## Direction
Retype the material that follows, keeping every word as it is.

## Excerpts from a figure dataset
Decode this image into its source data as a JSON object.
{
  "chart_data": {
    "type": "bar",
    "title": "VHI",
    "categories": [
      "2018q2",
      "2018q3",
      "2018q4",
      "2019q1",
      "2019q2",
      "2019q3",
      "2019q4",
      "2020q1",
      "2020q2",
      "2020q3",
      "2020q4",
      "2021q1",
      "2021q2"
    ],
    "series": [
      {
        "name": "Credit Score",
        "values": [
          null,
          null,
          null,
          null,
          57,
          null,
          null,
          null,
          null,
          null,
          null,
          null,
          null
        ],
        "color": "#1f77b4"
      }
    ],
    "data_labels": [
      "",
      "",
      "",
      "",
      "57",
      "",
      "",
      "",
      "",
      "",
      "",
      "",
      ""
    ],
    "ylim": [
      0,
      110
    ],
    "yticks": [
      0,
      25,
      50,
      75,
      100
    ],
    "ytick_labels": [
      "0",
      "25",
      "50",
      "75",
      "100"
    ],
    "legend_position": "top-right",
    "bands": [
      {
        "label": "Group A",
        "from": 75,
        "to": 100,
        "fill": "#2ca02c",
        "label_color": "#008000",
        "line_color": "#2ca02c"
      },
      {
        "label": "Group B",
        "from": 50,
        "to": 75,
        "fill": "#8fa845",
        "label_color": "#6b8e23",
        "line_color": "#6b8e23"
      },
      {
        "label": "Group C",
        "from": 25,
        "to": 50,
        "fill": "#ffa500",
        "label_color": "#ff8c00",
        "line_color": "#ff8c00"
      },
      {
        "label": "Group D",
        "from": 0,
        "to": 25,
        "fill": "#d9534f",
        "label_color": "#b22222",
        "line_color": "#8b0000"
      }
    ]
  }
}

## The solution
Decode this image into its source data as a JSON object.
{
  "chart_data": {
    "type": "bar",
    "title": "VHI",
    "categories": [
      "2018q2",
      "2018q3",
      "2018q4",
      "2019q1",
      "2019q2",
      "2019q3",
      "2019q4",
      "2020q1",
      "2020q2",
      "2020q3",
      "2020q4",
      "2021q1",
      "2021q2"
    ],
    "series": [
      {
        "name": "Credit Score",
        "values": [
          null,
          null,
          null,
          null,
          57,
          null,
          null,
          null,
          null,
          null,
          null,
          null,
          null
        ],
        "color": "#1f77b4"
      }
    ],
    "data_labels": [
      "",
      "",
      "",
      "",
      "57",
      "",
      "",
      "",
      "",
      "",
      "",
      "",
      ""
    ],
    "ylim": [
      0,
      110
    ],
    "yticks": [
      0,
      25,
      50,
      75,
      100
    ],
    "ytick_labels": [
      "0",
      "25",
      "50",
      "75",
      "100"
    ],
    "legend_position": "top-right",
    "bands": [
      {
        "label": "Group A",
        "from": 75,
        "to": 100,
        "fill": "#2ca02c",
        "label_color": "#008000",
        "line_color": "#2ca02c"
      },
      {
        "label": "Group B",
        "from": 50,
        "to": 75,
        "fill": "#8fa845",
        "label_color": "#6b8e23",
        "line_color": "#6b8e23"
      },
      {
        "label": "Group C",
        "from": 25,
        "to": 50,
        "fill": "#ffa500",
        "label_color": "#ff8c00",
        "line_color": "#ff8c00"
      },
      {
        "label": "Group D",
        "from": 0,
        "to": 25,
        "fill": "#d9534f",
        "label_color": "#b22222",
        "line_color": "#8b0000"
      }
    ]
  }
}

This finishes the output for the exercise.